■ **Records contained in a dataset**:
-- BEGIN --

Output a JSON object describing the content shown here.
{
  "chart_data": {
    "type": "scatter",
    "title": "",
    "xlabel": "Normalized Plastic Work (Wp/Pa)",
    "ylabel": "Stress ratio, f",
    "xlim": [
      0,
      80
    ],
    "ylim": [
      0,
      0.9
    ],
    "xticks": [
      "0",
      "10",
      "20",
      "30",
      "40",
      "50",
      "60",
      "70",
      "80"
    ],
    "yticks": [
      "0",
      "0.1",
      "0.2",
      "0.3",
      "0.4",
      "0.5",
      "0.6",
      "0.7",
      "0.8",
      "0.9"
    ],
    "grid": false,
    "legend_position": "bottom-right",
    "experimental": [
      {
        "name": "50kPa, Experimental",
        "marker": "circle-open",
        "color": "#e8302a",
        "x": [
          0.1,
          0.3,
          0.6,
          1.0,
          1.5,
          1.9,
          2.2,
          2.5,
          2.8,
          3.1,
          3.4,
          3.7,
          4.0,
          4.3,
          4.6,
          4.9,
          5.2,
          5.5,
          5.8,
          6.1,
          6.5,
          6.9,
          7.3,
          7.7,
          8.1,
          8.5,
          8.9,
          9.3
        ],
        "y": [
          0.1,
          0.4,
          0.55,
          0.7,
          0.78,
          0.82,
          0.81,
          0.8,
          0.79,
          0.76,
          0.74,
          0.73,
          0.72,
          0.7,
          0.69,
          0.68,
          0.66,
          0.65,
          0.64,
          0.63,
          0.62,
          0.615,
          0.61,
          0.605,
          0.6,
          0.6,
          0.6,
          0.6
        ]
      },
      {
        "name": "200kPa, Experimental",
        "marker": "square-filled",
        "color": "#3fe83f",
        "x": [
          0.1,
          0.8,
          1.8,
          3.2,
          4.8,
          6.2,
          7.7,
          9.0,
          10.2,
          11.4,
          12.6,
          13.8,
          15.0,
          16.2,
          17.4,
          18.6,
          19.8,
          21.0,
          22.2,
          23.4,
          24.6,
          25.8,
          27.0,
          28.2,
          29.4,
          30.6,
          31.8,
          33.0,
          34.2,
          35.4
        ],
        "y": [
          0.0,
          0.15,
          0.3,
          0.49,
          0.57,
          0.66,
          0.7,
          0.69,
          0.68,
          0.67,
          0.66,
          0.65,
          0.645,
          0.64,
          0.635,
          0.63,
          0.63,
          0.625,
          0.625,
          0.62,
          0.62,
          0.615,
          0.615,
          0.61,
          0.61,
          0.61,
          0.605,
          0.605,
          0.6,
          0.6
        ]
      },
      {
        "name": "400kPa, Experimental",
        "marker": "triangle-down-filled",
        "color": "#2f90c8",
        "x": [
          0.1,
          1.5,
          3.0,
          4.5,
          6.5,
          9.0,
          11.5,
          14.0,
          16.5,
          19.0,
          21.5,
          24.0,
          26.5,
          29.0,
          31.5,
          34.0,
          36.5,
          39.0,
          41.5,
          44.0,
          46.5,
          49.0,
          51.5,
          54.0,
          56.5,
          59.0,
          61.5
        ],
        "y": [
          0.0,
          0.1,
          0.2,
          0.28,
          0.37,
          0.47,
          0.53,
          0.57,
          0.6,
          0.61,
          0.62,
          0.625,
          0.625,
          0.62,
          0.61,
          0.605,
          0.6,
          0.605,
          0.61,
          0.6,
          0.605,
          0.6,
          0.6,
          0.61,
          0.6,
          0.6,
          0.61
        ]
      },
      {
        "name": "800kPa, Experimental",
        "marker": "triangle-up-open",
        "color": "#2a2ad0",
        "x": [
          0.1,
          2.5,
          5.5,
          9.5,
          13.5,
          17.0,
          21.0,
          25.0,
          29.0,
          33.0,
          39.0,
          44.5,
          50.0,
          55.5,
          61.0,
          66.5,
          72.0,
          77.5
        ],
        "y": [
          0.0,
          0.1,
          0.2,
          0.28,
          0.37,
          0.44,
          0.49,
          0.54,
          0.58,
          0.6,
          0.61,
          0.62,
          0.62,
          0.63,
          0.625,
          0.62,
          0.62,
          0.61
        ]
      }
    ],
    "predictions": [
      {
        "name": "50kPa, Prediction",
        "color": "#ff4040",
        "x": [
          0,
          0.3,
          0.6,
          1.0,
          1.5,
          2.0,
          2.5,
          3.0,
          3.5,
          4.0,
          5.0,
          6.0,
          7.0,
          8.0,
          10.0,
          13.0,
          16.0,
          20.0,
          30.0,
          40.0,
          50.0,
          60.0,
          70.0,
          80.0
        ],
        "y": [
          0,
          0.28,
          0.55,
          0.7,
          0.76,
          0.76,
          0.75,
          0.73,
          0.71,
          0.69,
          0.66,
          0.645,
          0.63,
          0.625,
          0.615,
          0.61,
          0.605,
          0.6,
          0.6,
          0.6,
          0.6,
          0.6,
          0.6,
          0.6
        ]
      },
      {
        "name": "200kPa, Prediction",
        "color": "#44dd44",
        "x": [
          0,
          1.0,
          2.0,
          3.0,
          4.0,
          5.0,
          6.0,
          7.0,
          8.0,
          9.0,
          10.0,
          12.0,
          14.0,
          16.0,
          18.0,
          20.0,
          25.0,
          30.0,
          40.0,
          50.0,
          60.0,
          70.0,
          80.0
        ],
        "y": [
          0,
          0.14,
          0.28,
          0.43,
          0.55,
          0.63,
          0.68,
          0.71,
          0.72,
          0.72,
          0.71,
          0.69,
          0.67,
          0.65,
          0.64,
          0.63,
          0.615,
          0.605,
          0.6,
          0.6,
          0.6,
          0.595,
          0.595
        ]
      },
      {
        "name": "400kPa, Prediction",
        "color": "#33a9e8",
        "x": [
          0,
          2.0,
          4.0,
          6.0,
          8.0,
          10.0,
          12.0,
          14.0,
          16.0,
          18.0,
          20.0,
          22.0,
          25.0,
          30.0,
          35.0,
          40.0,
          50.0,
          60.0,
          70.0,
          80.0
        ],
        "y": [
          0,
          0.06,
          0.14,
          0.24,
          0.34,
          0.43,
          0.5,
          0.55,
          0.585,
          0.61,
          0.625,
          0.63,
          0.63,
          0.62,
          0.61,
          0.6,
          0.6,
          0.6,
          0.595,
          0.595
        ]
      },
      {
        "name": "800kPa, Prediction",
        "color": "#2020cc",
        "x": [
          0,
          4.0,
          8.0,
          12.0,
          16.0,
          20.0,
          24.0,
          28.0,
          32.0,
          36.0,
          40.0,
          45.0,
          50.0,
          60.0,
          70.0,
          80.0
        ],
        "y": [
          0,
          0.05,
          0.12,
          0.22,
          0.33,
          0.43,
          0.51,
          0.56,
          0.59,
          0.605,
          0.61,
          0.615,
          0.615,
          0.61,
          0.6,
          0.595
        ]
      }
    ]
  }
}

-- END --

The records above must be repeated exactly, every one of them.

■ **EXERCISE ANSWER**:
Output a JSON object describing the content shown here.
{
  "chart_data": {
    "type": "scatter",
    "title": "",
    "xlabel": "Normalized Plastic Work (Wp/Pa)",
    "ylabel": "Stress ratio, f",
    "xlim": [
      0,
      80
    ],
    "ylim": [
      0,
      0.9
    ],
    "xticks": [
      "0",
      "10",
      "20",
      "30",
      "40",
      "50",
      "60",
      "70",
      "80"
    ],
    "yticks": [
      "0",
      "0.1",
      "0.2",
      "0.3",
      "0.4",
      "0.5",
      "0.6",
      "0.7",
      "0.8",
      "0.9"
    ],
    "grid": false,
    "legend_position": "bottom-right",
    "experimental": [
      {
        "name": "50kPa, Experimental",
        "marker": "circle-open",
        "color": "#e8302a",
        "x": [
          0.1,
          0.3,
          0.6,
          1.0,
          1.5,
          1.9,
          2.2,
          2.5,
          2.8,
          3.1,
          3.4,
          3.7,
          4.0,
          4.3,
          4.6,
          4.9,
          5.2,
          5.5,
          5.8,
          6.1,
          6.5,
          6.9,
          7.3,
          7.7,
          8.1,
          8.5,
          8.9,
          9.3
        ],
        "y": [
          0.1,
          0.4,
          0.55,
          0.7,
          0.78,
          0.82,
          0.81,
          0.8,
          0.79,
          0.76,
          0.74,
          0.73,
          0.72,
          0.7,
          0.69,
          0.68,
          0.66,
          0.65,
          0.64,
          0.63,
          0.62,
          0.615,
          0.61,
          0.605,
          0.6,
          0.6,
          0.6,
          0.6
        ]
      },
      {
        "name": "200kPa, Experimental",
        "marker": "square-filled",
        "color": "#3fe83f",
        "x": [
          0.1,
          0.8,
          1.8,
          3.2,
          4.8,
          6.2,
          7.7,
          9.0,
          10.2,
          11.4,
          12.6,
          13.8,
          15.0,
          16.2,
          17.4,
          18.6,
          19.8,
          21.0,
          22.2,
          23.4,
          24.6,
          25.8,
          27.0,
          28.2,
          29.4,
          30.6,
          31.8,
          33.0,
          34.2,
          35.4
        ],
        "y": [
          0.0,
          0.15,
          0.3,
          0.49,
          0.57,
          0.66,
          0.7,
          0.69,
          0.68,
          0.67,
          0.66,
          0.65,
          0.645,
          0.64,
          0.635,
          0.63,
          0.63,
          0.625,
          0.625,
          0.62,
          0.62,
          0.615,
          0.615,
          0.61,
          0.61,
          0.61,
          0.605,
          0.605,
          0.6,
          0.6
        ]
      },
      {
        "name": "400kPa, Experimental",
        "marker": "triangle-down-filled",
        "color": "#2f90c8",
        "x": [
          0.1,
          1.5,
          3.0,
          4.5,
          6.5,
          9.0,
          11.5,
          14.0,
          16.5,
          19.0,
          21.5,
          24.0,
          26.5,
          29.0,
          31.5,
          34.0,
          36.5,
          39.0,
          41.5,
          44.0,
          46.5,
          49.0,
          51.5,
          54.0,
          56.5,
          59.0,
          61.5
        ],
        "y": [
          0.0,
          0.1,
          0.2,
          0.28,
          0.37,
          0.47,
          0.53,
          0.57,
          0.6,
          0.61,
          0.62,
          0.625,
          0.625,
          0.62,
          0.61,
          0.605,
          0.6,
          0.605,
          0.61,
          0.6,
          0.605,
          0.6,
          0.6,
          0.61,
          0.6,
          0.6,
          0.61
        ]
      },
      {
        "name": "800kPa, Experimental",
        "marker": "triangle-up-open",
        "color": "#2a2ad0",
        "x": [
          0.1,
          2.5,
          5.5,
          9.5,
          13.5,
          17.0,
          21.0,
          25.0,
          29.0,
          33.0,
          39.0,
          44.5,
          50.0,
          55.5,
          61.0,
          66.5,
          72.0,
          77.5
        ],
        "y": [
          0.0,
          0.1,
          0.2,
          0.28,
          0.37,
          0.44,
          0.49,
          0.54,
          0.58,
          0.6,
          0.61,
          0.62,
          0.62,
          0.63,
          0.625,
          0.62,
          0.62,
          0.61
        ]
      }
    ],
    "predictions": [
      {
        "name": "50kPa, Prediction",
        "color": "#ff4040",
        "x": [
          0,
          0.3,
          0.6,
          1.0,
          1.5,
          2.0,
          2.5,
          3.0,
          3.5,
          4.0,
          5.0,
          6.0,
          7.0,
          8.0,
          10.0,
          13.0,
          16.0,
          20.0,
          30.0,
          40.0,
          50.0,
          60.0,
          70.0,
          80.0
        ],
        "y": [
          0,
          0.28,
          0.55,
          0.7,
          0.76,
          0.76,
          0.75,
          0.73,
          0.71,
          0.69,
          0.66,
          0.645,
          0.63,
          0.625,
          0.615,
          0.61,
          0.605,
          0.6,
          0.6,
          0.6,
          0.6,
          0.6,
          0.6,
          0.6
        ]
      },
      {
        "name": "200kPa, Prediction",
        "color": "#44dd44",
        "x": [
          0,
          1.0,
          2.0,
          3.0,
          4.0,
          5.0,
          6.0,
          7.0,
          8.0,
          9.0,
          10.0,
          12.0,
          14.0,
          16.0,
          18.0,
          20.0,
          25.0,
          30.0,
          40.0,
          50.0,
          60.0,
          70.0,
          80.0
        ],
        "y": [
          0,
          0.14,
          0.28,
          0.43,
          0.55,
          0.63,
          0.68,
          0.71,
          0.72,
          0.72,
          0.71,
          0.69,
          0.67,
          0.65,
          0.64,
          0.63,
          0.615,
          0.605,
          0.6,
          0.6,
          0.6,
          0.595,
          0.595
        ]
      },
      {
        "name": "400kPa, Prediction",
        "color": "#33a9e8",
        "x": [
          0,
          2.0,
          4.0,
          6.0,
          8.0,
          10.0,
          12.0,
          14.0,
          16.0,
          18.0,
          20.0,
          22.0,
          25.0,
          30.0,
          35.0,
          40.0,
          50.0,
          60.0,
          70.0,
          80.0
        ],
        "y": [
          0,
          0.06,
          0.14,
          0.24,
          0.34,
          0.43,
          0.5,
          0.55,
          0.585,
          0.61,
          0.625,
          0.63,
          0.63,
          0.62,
          0.61,
          0.6,
          0.6,
          0.6,
          0.595,
          0.595
        ]
      },
      {
        "name": "800kPa, Prediction",
        "color": "#2020cc",
        "x": [
          0,
          4.0,
          8.0,
          12.0,
          16.0,
          20.0,
          24.0,
          28.0,
          32.0,
          36.0,
          40.0,
          45.0,
          50.0,
          60.0,
          70.0,
          80.0
        ],
        "y": [
          0,
          0.05,
          0.12,
          0.22,
          0.33,
          0.43,
          0.51,
          0.56,
          0.59,
          0.605,
          0.61,
          0.615,
          0.615,
          0.61,
          0.6,
          0.595
        ]
      }
    ]
  }
}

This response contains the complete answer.